-- Page text --

Why do we need language level memorization again? In python memoizing a function is just one line `@lru_cache()` I can't see why this needs an improvement by adding yet another thing to the core language.
Just adding a @lru_cache() to a python isn't guaranteed to be correct; for example, if you're reading from an API the response could change between calls.
Skip tracks side effects, and will either (a) memoize automatically a pure function or (b) recognize that a function is impure and avoid the memoization.
Some time ago, facebook introduced a javascript compiler which pre-compiled intermediate values. I think the point was to extend the spirit to the backend apps. If memoization is first class, implementing pre-compilation should be a blast
During the my last technical interview, they asked my to write a fibonacci implementation in golang, i wrote the code, then they asked me to test it for like fb(180), i was surprised how slow it, then i was asked to come up with an optimisation in order to make it fast,
i come exactly with same fib-mem.go provided in this benchmark,
i was hired !
I guess if the point is to optimize fibonacci then wouldn't the smartest move be to use the closed form solution where Fib(n) is the closest integer to phi^n / sqrt(5), where phi = (1 + sqrt(5))/2?
This is one of the examples in the beginning of SICP, if I remember correctly.
The identity involves going through real numbers to get the integer result, and if you're using floating point or fixed point calculations, you need a good amount of accuracy to get the correct integer out, which also won't be the fastest thing. Using https://en.wikipedia.org/wiki/Fibonacci_number#Matrix_form you can get a different way to calculate Fibonacci numbers recursively, which involves far fewer computations.
Fundamentally, the thing to do is to understand the N-th Fibonacci number as a + b, where φ^N = a + b * φ, where a and b are natural numbers and φ^2 = φ + 1.
It's not important to understand phi as a floating point value; we can just work in the abstract arithmetic where we've added to the natural numbers a new entity phi defined to satisfy φ^2 = φ + 1 (just like complex numbers are the abstract arithmetic where we've added to ordinary arithmetic an i defined to satisfy i^2 = -1).
Call these Fomplex numbers; a Fomplex number a + b * φ amounts to just a pair of natural numbers, and it's easy enough to add and multiply them with natural number arithmetic. To calculate the N-th Fibonacci number, just calculate φ^N and add together its coefficients, as noted. As for how to efficiently calculate φ^N, use the usual addition chain approach to exponentiation (e.g., "repeated squaring"), thus getting a result in Θ(log N) many additions and multiplications.
This is incidentally the same as the matrix approach, essentially, but perhaps a cleaner perspective on it; at any rate, it is a way of thinking which will serve as a useful tool in your back pocket for other general problems about linear recurrences.

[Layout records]
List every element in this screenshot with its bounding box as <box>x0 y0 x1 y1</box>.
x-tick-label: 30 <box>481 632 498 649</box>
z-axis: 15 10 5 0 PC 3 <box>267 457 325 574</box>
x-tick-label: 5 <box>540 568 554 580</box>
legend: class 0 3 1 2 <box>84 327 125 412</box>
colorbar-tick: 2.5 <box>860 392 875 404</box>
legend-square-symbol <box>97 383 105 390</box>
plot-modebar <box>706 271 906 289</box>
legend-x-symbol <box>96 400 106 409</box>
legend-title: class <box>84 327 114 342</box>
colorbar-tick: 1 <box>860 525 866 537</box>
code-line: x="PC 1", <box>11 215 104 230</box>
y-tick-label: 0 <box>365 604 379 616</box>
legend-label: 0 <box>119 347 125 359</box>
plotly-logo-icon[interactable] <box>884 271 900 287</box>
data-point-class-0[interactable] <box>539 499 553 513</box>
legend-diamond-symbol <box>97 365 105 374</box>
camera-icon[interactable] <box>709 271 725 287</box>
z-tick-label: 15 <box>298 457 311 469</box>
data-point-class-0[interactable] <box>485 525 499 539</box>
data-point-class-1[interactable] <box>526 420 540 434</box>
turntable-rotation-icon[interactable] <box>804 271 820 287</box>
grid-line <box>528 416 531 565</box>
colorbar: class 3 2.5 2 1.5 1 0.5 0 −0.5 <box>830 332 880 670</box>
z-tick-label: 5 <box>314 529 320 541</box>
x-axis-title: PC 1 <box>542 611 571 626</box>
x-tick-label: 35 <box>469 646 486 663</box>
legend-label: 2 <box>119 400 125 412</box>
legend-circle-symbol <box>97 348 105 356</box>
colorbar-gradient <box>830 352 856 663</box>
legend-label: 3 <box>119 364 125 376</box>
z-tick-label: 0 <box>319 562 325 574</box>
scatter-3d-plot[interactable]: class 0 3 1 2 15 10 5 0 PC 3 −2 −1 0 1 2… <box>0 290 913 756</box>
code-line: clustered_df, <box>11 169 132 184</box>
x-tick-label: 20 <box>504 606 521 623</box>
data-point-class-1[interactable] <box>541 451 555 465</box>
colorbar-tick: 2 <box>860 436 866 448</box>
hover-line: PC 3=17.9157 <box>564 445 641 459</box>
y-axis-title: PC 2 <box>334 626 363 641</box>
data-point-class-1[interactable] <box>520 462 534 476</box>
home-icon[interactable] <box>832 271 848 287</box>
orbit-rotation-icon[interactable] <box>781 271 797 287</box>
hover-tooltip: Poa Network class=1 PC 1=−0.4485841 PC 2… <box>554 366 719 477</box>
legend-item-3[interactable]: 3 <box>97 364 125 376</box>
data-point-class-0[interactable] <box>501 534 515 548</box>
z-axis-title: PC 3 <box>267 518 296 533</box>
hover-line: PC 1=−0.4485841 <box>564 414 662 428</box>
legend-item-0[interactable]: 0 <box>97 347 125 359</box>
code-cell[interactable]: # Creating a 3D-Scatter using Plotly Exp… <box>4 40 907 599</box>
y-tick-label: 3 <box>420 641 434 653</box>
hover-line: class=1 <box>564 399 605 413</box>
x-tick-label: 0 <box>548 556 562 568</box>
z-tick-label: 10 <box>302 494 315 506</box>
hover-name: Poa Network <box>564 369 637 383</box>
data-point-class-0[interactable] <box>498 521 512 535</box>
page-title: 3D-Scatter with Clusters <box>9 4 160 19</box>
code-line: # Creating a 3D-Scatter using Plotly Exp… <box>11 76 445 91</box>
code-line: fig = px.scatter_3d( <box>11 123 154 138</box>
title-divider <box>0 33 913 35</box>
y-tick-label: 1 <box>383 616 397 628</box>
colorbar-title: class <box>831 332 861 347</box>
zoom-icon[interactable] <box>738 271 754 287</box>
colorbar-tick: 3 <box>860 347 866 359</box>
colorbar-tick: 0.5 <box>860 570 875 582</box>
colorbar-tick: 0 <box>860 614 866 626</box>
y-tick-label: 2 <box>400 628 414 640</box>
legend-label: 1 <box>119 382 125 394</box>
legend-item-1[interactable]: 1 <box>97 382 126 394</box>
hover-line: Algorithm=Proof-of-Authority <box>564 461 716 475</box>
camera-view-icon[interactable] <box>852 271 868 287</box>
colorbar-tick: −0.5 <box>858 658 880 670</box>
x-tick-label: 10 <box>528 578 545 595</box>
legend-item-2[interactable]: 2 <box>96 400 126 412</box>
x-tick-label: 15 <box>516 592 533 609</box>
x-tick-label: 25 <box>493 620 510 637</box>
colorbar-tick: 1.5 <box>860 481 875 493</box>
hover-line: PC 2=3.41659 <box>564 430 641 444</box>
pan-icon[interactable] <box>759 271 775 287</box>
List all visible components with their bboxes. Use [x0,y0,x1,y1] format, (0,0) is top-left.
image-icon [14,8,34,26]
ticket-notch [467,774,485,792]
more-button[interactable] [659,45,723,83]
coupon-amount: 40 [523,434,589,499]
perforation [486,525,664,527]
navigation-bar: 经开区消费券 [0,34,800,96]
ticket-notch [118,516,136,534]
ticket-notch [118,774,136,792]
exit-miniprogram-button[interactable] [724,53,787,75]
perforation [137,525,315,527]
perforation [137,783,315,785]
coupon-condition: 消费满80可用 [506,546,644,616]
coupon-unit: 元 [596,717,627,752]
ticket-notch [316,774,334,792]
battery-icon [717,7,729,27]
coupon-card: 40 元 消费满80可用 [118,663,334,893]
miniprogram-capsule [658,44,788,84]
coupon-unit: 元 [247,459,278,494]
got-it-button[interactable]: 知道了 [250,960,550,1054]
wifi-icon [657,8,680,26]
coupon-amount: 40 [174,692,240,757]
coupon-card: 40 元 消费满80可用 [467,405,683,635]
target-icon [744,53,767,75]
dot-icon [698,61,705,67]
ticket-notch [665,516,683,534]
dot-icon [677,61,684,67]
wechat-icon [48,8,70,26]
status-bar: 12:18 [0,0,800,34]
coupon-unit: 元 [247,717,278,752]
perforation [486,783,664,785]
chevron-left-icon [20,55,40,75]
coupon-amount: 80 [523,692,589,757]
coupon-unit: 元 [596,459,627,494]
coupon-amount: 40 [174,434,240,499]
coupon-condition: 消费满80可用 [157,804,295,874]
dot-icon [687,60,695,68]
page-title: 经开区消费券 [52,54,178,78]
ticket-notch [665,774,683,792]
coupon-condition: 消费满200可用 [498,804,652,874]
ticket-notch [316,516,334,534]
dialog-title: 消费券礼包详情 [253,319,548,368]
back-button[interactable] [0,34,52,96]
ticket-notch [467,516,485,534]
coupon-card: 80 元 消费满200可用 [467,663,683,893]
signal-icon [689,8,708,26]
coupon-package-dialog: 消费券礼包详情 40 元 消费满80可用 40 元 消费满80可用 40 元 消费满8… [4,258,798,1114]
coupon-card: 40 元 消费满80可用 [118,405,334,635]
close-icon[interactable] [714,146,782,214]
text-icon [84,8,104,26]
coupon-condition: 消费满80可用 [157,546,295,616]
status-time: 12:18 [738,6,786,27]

-- Task set --
A – Translate this sentence from the memoization thread into Spanish: "This is one of the examples in the beginning of SICP, if I remember correctly."
B – Write out the memoization thread word for word from "Some time ago, facebook" to "(1 + sqrt(5))/2?".
The layout records come from a separate source.

-- Task-by-task solutions --
A – Este es uno de los ejemplos del comienzo de SICP, si mal no recuerdo.

B –
Some time ago, facebook introduced a javascript compiler which pre-compiled intermediate values. I think the point was to extend the spirit to the backend apps. If memoization is first class, implementing pre-compilation should be a blast
During the my last technical interview, they asked my to write a fibonacci implementation in golang, i wrote the code, then they asked me to test it for like fb(180), i was surprised how slow it, then i was asked to come up with an optimisation in order to make it fast,
i come exactly with same fib-mem.go provided in this benchmark,
i was hired !
I guess if the point is to optimize fibonacci then wouldn't the smartest move be to use the closed form solution where Fib(n) is the closest integer to phi^n / sqrt(5), where phi = (1 + sqrt(5))/2?